Copy each line that contains the word "right".

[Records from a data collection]

------------------------------------------------------------

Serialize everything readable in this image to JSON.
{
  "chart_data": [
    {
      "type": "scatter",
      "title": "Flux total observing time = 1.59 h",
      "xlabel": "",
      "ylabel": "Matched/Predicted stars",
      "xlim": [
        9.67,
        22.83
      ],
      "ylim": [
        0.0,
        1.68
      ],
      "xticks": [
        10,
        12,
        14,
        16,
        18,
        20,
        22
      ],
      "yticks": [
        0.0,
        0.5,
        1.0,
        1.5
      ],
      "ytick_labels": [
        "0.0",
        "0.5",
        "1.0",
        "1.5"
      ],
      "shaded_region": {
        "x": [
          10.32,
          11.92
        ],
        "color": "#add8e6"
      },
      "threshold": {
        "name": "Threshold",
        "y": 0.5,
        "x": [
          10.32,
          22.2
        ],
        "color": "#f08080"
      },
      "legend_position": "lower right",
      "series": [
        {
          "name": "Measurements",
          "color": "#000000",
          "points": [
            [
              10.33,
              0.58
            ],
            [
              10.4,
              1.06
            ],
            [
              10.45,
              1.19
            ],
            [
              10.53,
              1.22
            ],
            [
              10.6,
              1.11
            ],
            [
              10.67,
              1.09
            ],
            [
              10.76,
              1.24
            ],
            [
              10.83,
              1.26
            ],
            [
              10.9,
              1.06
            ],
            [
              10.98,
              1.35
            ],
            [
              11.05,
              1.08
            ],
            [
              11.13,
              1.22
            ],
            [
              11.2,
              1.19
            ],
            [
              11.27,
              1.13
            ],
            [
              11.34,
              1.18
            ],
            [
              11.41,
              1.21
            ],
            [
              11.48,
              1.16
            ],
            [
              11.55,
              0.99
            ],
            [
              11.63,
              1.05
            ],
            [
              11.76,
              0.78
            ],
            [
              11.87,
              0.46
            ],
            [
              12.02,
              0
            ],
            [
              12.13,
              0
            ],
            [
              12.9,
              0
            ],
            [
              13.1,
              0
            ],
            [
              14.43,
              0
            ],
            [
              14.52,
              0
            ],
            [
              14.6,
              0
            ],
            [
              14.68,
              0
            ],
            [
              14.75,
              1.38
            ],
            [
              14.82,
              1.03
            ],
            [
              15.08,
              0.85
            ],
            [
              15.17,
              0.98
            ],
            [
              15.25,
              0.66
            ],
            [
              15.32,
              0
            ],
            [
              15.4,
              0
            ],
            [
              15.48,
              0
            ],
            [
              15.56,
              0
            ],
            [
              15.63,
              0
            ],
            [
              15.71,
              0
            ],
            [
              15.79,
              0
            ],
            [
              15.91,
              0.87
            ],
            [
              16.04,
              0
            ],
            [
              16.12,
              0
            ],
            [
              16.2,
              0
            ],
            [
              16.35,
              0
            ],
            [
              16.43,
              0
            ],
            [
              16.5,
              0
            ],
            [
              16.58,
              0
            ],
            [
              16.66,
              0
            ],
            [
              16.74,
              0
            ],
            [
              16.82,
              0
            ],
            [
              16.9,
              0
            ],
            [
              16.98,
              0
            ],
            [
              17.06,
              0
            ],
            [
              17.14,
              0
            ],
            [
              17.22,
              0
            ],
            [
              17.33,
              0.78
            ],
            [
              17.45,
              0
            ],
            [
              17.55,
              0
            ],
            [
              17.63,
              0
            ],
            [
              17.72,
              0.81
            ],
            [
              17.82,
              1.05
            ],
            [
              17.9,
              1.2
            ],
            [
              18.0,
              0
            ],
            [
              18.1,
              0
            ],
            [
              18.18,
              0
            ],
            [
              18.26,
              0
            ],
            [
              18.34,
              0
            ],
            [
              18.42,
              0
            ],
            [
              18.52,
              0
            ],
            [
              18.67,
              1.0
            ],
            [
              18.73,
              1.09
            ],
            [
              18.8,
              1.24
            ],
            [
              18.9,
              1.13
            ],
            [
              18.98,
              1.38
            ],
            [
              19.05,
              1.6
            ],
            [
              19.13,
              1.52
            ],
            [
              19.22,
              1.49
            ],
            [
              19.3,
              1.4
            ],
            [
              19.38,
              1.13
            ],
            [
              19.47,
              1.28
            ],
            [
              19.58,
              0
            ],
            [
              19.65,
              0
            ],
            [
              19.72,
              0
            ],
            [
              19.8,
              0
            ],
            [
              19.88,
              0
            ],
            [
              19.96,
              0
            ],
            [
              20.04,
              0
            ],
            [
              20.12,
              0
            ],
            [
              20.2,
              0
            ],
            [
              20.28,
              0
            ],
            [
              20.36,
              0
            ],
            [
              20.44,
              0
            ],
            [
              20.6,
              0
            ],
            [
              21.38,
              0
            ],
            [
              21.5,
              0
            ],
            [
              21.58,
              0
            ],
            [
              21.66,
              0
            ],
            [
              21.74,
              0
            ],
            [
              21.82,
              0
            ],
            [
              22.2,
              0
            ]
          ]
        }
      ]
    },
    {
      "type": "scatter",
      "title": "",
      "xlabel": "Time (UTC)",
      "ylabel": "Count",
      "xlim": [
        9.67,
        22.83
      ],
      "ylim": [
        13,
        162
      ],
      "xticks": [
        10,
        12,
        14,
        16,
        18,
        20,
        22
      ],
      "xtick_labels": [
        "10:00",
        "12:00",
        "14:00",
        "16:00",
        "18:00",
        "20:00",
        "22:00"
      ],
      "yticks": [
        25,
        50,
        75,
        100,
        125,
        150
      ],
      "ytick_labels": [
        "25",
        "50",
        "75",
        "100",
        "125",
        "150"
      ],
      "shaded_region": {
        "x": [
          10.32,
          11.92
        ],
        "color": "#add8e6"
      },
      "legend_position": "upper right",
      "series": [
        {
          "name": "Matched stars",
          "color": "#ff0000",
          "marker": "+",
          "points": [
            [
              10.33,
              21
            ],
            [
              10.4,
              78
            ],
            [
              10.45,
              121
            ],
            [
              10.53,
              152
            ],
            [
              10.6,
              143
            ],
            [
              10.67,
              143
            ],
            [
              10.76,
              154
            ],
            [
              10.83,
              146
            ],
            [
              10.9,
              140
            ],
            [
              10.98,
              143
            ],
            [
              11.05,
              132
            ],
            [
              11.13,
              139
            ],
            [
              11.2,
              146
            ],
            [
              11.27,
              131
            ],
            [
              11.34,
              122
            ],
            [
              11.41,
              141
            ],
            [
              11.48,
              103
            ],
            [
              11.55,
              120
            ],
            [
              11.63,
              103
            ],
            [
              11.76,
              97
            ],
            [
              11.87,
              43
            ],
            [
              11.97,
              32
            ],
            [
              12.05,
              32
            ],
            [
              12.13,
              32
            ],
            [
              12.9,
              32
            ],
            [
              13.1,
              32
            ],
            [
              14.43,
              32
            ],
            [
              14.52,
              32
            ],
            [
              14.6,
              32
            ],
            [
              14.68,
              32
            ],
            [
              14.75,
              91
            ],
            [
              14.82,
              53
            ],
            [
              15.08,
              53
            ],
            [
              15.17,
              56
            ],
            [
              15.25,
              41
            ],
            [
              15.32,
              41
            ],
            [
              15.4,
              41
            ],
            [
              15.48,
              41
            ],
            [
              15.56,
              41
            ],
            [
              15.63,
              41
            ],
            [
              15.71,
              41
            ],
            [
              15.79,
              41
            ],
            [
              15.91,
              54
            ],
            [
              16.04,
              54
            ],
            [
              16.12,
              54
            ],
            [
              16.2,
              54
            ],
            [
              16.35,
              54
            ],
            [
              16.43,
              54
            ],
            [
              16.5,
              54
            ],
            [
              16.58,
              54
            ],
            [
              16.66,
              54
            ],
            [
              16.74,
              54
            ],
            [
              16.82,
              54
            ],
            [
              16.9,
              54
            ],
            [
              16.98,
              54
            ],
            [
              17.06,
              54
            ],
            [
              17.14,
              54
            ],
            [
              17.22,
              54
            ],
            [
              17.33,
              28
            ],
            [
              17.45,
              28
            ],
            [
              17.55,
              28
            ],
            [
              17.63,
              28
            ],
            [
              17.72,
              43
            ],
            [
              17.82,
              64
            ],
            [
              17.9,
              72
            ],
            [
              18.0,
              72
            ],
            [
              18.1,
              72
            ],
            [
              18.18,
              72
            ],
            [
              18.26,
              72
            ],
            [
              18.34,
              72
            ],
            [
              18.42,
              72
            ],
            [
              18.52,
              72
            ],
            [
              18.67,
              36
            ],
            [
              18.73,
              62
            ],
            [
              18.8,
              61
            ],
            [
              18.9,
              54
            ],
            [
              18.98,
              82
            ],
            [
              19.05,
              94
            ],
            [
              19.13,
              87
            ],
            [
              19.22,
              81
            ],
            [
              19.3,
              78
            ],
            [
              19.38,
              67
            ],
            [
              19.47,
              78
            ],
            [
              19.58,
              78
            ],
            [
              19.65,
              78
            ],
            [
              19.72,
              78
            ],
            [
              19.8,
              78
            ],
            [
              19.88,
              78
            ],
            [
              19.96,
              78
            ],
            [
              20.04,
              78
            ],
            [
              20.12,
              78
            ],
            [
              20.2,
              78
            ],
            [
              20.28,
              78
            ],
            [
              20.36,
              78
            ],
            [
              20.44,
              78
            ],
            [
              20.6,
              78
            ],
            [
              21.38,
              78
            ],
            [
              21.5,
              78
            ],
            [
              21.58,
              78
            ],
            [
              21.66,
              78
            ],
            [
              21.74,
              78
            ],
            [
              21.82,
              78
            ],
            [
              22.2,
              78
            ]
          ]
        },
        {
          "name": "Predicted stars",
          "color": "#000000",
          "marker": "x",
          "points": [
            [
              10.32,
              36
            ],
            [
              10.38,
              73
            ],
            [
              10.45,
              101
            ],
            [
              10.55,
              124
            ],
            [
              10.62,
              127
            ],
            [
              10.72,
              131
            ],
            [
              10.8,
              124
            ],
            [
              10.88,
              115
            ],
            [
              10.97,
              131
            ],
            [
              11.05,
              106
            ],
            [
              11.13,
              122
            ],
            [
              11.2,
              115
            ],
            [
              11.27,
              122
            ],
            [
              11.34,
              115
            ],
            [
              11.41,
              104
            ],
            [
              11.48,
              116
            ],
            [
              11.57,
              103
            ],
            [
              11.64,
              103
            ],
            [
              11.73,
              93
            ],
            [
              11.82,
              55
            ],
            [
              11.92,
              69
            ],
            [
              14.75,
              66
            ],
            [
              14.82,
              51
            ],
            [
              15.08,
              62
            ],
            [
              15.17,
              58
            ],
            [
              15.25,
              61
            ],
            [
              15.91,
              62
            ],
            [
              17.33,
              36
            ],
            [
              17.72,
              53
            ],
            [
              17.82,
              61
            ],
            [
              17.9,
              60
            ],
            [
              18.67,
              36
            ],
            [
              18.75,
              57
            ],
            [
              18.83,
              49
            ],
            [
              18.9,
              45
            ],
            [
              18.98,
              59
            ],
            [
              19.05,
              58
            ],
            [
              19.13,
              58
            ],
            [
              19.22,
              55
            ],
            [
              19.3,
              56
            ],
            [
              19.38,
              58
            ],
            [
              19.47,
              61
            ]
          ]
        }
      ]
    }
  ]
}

------------------------------------------------------------

■ Result:
      "legend_position": "lower right",
      "legend_position": "upper right",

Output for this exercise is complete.